Eventuell sind es auch die Spannungswandler für die CPU...manche Mainboards haben da einen Tempfühler...


----------



## MKay (23. Februar 2010)

*AW: 94°C Systemtemperatur laut Speedfan*

Entweder (wie gesagt) Fühler kaputt, oder du hast einen Kabel-Verhau drinne, der die Zirkulation stört, oder(Hinter MB) drinne, das dort sich die Lüft Staut.


----------



## CMST GX2 (23. Februar 2010)

*AW: 94°C Systemtemperatur laut Speedfan*

Speedfan ist richtig eingestellt, wobei ich aus dem Programm an sich nicht schlau werde.
Meine Suche nach dem Chipsatz ergab, dass viele Leute Probleme bezüglich Temperaturen haben. Wobei er scheinbar auch viel aushalten kann. (Hatte ja bis jetzt noch keinerlei sichtbaren Probleme)
Falls die Temps stimmen sollten, schließe ich es einfach mal darauf zurück, dass die Grafikkarte sehr nah an der Northbridge und deren Kühler liegt und die allgemeine Luftzirkulation in meinem Gehäuse schlecht ist.
Ich werd jetzt mal schauen, ob ich einen der beiden anderen PCIe-2.0 Steckplätze auf dem Board verwenden kann, um den Raum um die Graka herum zu vergrößern.


----------

-*-*-

**AUFGABE 1**
Fasse den Textauszug über die von Speedfan gemeldete Systemtemperatur in zwei Sätzen zusammen.
Der Textauszug und die Datensätze haben inhaltlich nichts miteinander zu tun.

-*-*-

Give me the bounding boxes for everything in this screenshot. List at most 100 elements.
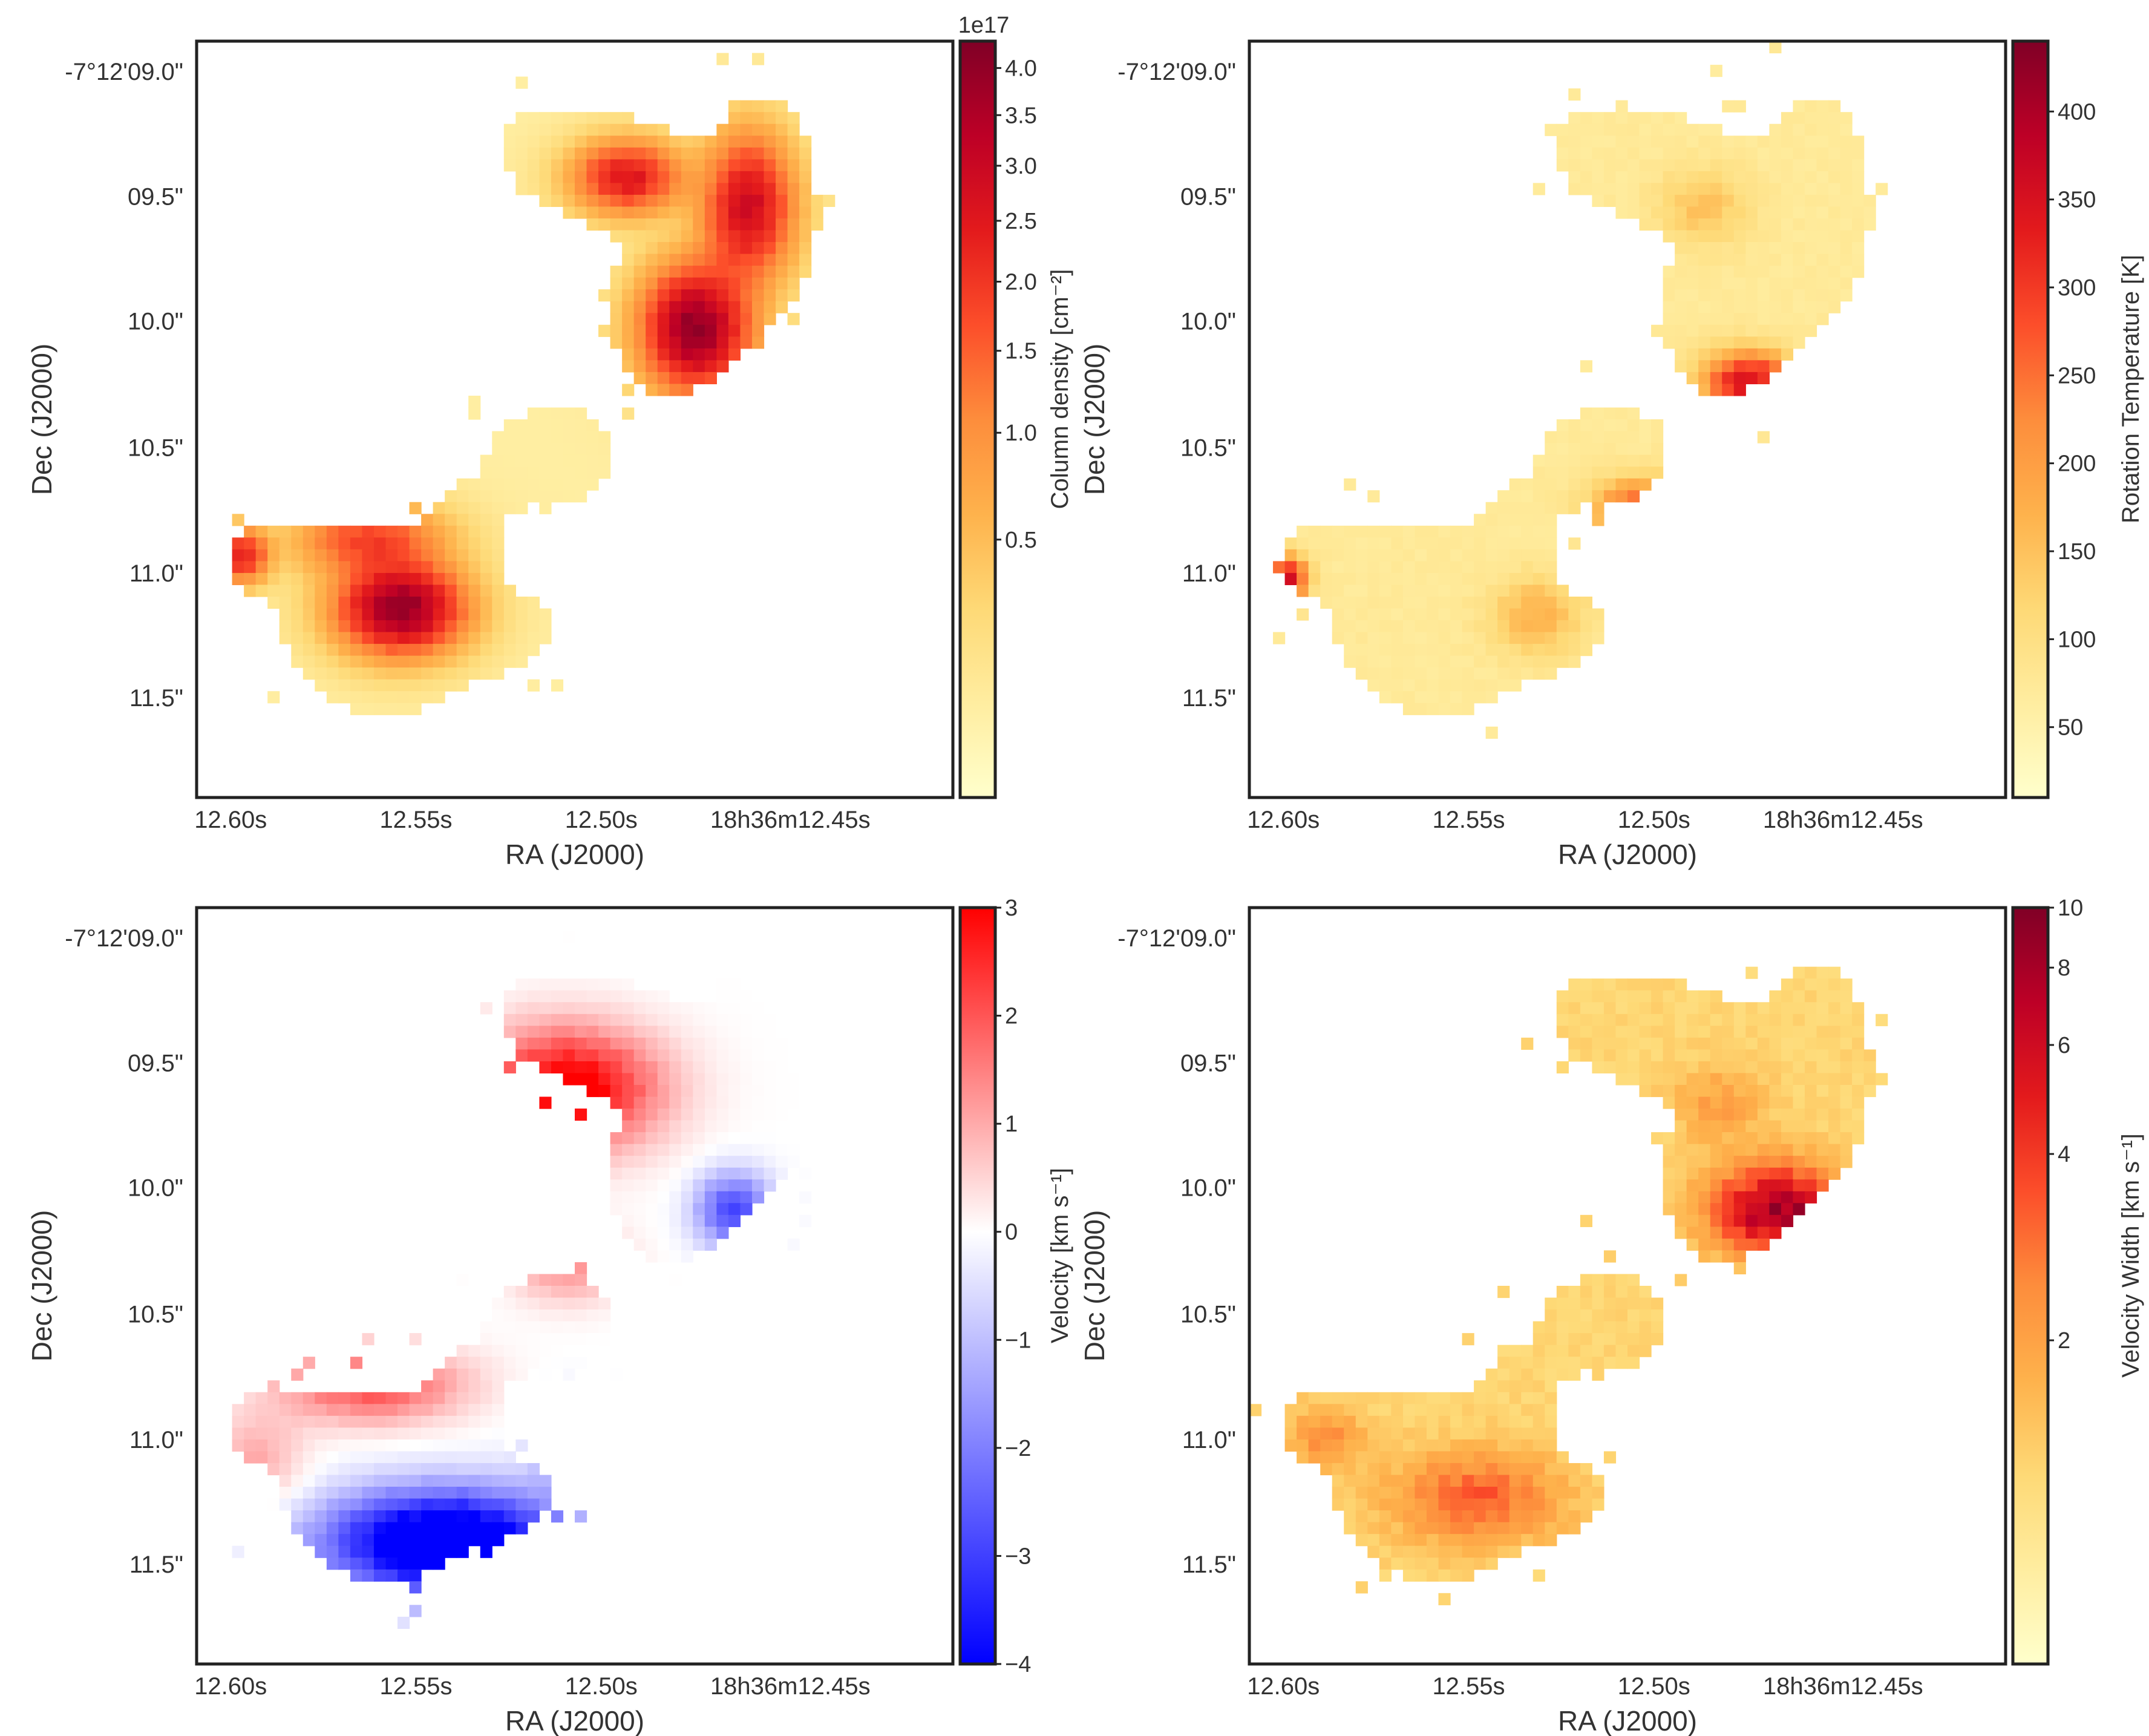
velocity-pixel — [409, 1462, 422, 1476]
width-pixel — [1603, 1250, 1617, 1263]
velocity-pixel — [527, 990, 540, 1003]
width-pixel — [1722, 1203, 1735, 1216]
width-pixel — [1675, 1156, 1687, 1168]
coldens-pixel — [622, 147, 635, 160]
velocity-pixel — [751, 1109, 765, 1121]
temperature-pixel — [1793, 171, 1805, 183]
velocity-pixel — [693, 1167, 705, 1180]
temperature-pixel — [1627, 478, 1640, 491]
velocity-pixel — [255, 1427, 268, 1440]
velocity-pixel — [633, 990, 646, 1003]
coldens-pixel — [776, 123, 788, 136]
velocity-pixel — [350, 1392, 363, 1404]
temperature-pixel — [1804, 194, 1817, 208]
temperature-colorbar-tick-label: 350 — [2058, 188, 2096, 213]
velocity-pixel — [704, 1144, 717, 1156]
velocity-pixel — [598, 1333, 611, 1346]
width-pixel — [1426, 1462, 1439, 1476]
temperature-pixel — [1722, 372, 1735, 385]
width-pixel — [1828, 1049, 1841, 1062]
width-pixel — [1545, 1404, 1557, 1417]
width-pixel — [1757, 1179, 1770, 1192]
width-pixel — [1332, 1392, 1344, 1404]
width-pixel — [1722, 1061, 1735, 1074]
velocity-pixel — [622, 1061, 635, 1074]
temperature-pixel — [1804, 171, 1817, 183]
velocity-pixel — [445, 1534, 457, 1547]
width-pixel — [1462, 1557, 1474, 1570]
velocity-pixel — [787, 1026, 800, 1038]
temperature-pixel — [1852, 171, 1865, 183]
temperature-y-tick-label: 09.5" — [1180, 183, 1236, 210]
temperature-pixel — [1698, 123, 1711, 136]
temperature-pixel — [1344, 478, 1356, 491]
width-pixel — [1675, 1014, 1687, 1026]
velocity-pixel — [776, 1132, 788, 1145]
temperature-pixel — [1556, 123, 1569, 136]
width-pixel — [1509, 1545, 1522, 1558]
temperature-pixel — [1603, 147, 1617, 160]
velocity-pixel — [456, 1392, 469, 1404]
velocity-y-tick-label: -7°12'09.0" — [65, 925, 183, 952]
coldens-pixel — [539, 467, 552, 479]
width-pixel — [1438, 1404, 1451, 1417]
temperature-pixel — [1545, 644, 1557, 657]
velocity-pixel — [610, 1144, 623, 1156]
temperature-pixel — [1675, 112, 1687, 125]
temperature-pixel — [1639, 467, 1652, 479]
width-pixel — [1545, 1345, 1557, 1357]
width-pixel — [1402, 1404, 1416, 1417]
coldens-pixel — [362, 596, 375, 609]
width-pixel — [1497, 1451, 1510, 1464]
coldens-pixel — [646, 360, 658, 373]
coldens-pixel — [610, 218, 623, 231]
coldens-pixel — [716, 242, 729, 255]
temperature-pixel — [1509, 478, 1522, 491]
velocity-pixel — [421, 1380, 434, 1393]
temperature-pixel — [1509, 655, 1522, 668]
coldens-pixel — [373, 667, 387, 680]
coldens-pixel — [669, 206, 682, 219]
temperature-pixel — [1816, 206, 1829, 219]
velocity-pixel — [563, 1026, 575, 1038]
coldens-pixel — [563, 490, 575, 503]
coldens-pixel — [811, 206, 823, 219]
width-pixel — [1568, 1309, 1581, 1322]
coldens-pixel — [303, 632, 315, 644]
temperature-pixel — [1450, 644, 1463, 657]
temperature-pixel — [1509, 585, 1522, 597]
width-pixel — [1497, 1462, 1510, 1476]
coldens-pixel — [338, 596, 351, 609]
width-pixel — [1344, 1451, 1356, 1464]
temperature-pixel — [1556, 443, 1569, 456]
width-pixel — [1710, 1073, 1722, 1086]
temperature-pixel — [1474, 525, 1487, 538]
velocity-pixel — [492, 1368, 505, 1381]
coldens-pixel — [704, 324, 717, 337]
coldens-pixel — [704, 254, 717, 266]
coldens-pixel — [633, 194, 646, 208]
width-pixel — [1474, 1392, 1487, 1404]
velocity-pixel — [456, 1545, 469, 1558]
width-pixel — [1733, 1167, 1746, 1180]
velocity-pixel — [575, 1073, 587, 1086]
coldens-colorbar-tick-label: 1.5 — [1005, 339, 1037, 364]
width-pixel — [1509, 1427, 1522, 1440]
coldens-pixel — [669, 218, 682, 231]
temperature-pixel — [1580, 620, 1593, 633]
velocity-pixel — [598, 1321, 611, 1334]
coldens-pixel — [586, 159, 599, 172]
width-pixel — [1462, 1451, 1474, 1464]
temperature-pixel — [1485, 549, 1498, 562]
coldens-pixel — [669, 289, 682, 302]
velocity-pixel — [657, 1238, 670, 1251]
temperature-pixel — [1462, 703, 1474, 715]
coldens-pixel — [385, 537, 398, 550]
velocity-pixel — [575, 1357, 587, 1369]
coldens-pixel — [776, 289, 788, 302]
temperature-pixel — [1733, 348, 1746, 361]
coldens-pixel — [362, 620, 375, 633]
coldens-pixel — [326, 608, 339, 621]
width-pixel — [1521, 1462, 1534, 1476]
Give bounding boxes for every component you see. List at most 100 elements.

-*-*-

**AUFGABE 2**
Gib die Zeilen der Datensätze als Markdown-Tabelle mit den Spalten "Nr" und "Eintrag" aus, beginnend bei der Zeile mit "velocity-pixel — [409, 1462, 422, 1476]" und endend nach der Zeile mit "velocity-pixel — [787, 1026, 800, 1038]". Leerzeilen werden ausgelassen.

**VOLLSTÄNDIGE ANTWORT 1**
Als mögliche Ursachen für die 94 °C Systemtemperatur laut Speedfan werden die Spannungswandler der CPU, ein defekter Fühler, ein Kabelverhau, der die Zirkulation stört, oder ein Luftstau hinter dem Mainboard genannt. CMST GX2 führt die Werte, falls sie stimmen, auf die Nähe der Grafikkarte zur Northbridge und deren Kühler sowie auf die schlechte Luftzirkulation im Gehäuse zurück und will prüfen, ob einer der beiden anderen PCIe-2.0-Steckplätze verwendet werden kann.

**VOLLSTÄNDIGE ANTWORT 2**
| Nr | Eintrag |
|---|---|
| 1 | velocity-pixel — [409, 1462, 422, 1476] |
| 2 | width-pixel — [1603, 1250, 1617, 1263] |
| 3 | velocity-pixel — [527, 990, 540, 1003] |
| 4 | width-pixel — [1722, 1203, 1735, 1216] |
| 5 | width-pixel — [1675, 1156, 1687, 1168] |
| 6 | coldens-pixel — [622, 147, 635, 160] |
| 7 | velocity-pixel — [751, 1109, 765, 1121] |
| 8 | temperature-pixel — [1793, 171, 1805, 183] |
| 9 | velocity-pixel — [693, 1167, 705, 1180] |
| 10 | temperature-pixel — [1627, 478, 1640, 491] |
| 11 | velocity-pixel — [255, 1427, 268, 1440] |
| 12 | velocity-pixel — [633, 990, 646, 1003] |
| 13 | coldens-pixel — [776, 123, 788, 136] |
| 14 | velocity-pixel — [350, 1392, 363, 1404] |
| 15 | temperature-pixel — [1804, 194, 1817, 208] |
| 16 | temperature-colorbar-tick-label: 350 — [2058, 188, 2096, 213] |
| 17 | velocity-pixel — [704, 1144, 717, 1156] |
| 18 | velocity-pixel — [598, 1333, 611, 1346] |
| 19 | width-pixel — [1426, 1462, 1439, 1476] |
| 20 | temperature-pixel — [1722, 372, 1735, 385] |
| 21 | width-pixel — [1828, 1049, 1841, 1062] |
| 22 | width-pixel — [1545, 1404, 1557, 1417] |
| 23 | width-pixel — [1757, 1179, 1770, 1192] |
| 24 | width-pixel — [1332, 1392, 1344, 1404] |
| 25 | width-pixel — [1722, 1061, 1735, 1074] |
| 26 | velocity-pixel — [622, 1061, 635, 1074] |
| 27 | temperature-pixel — [1804, 171, 1817, 183] |
| 28 | velocity-pixel — [445, 1534, 457, 1547] |
| 29 | width-pixel — [1462, 1557, 1474, 1570] |
| 30 | velocity-pixel — [787, 1026, 800, 1038] |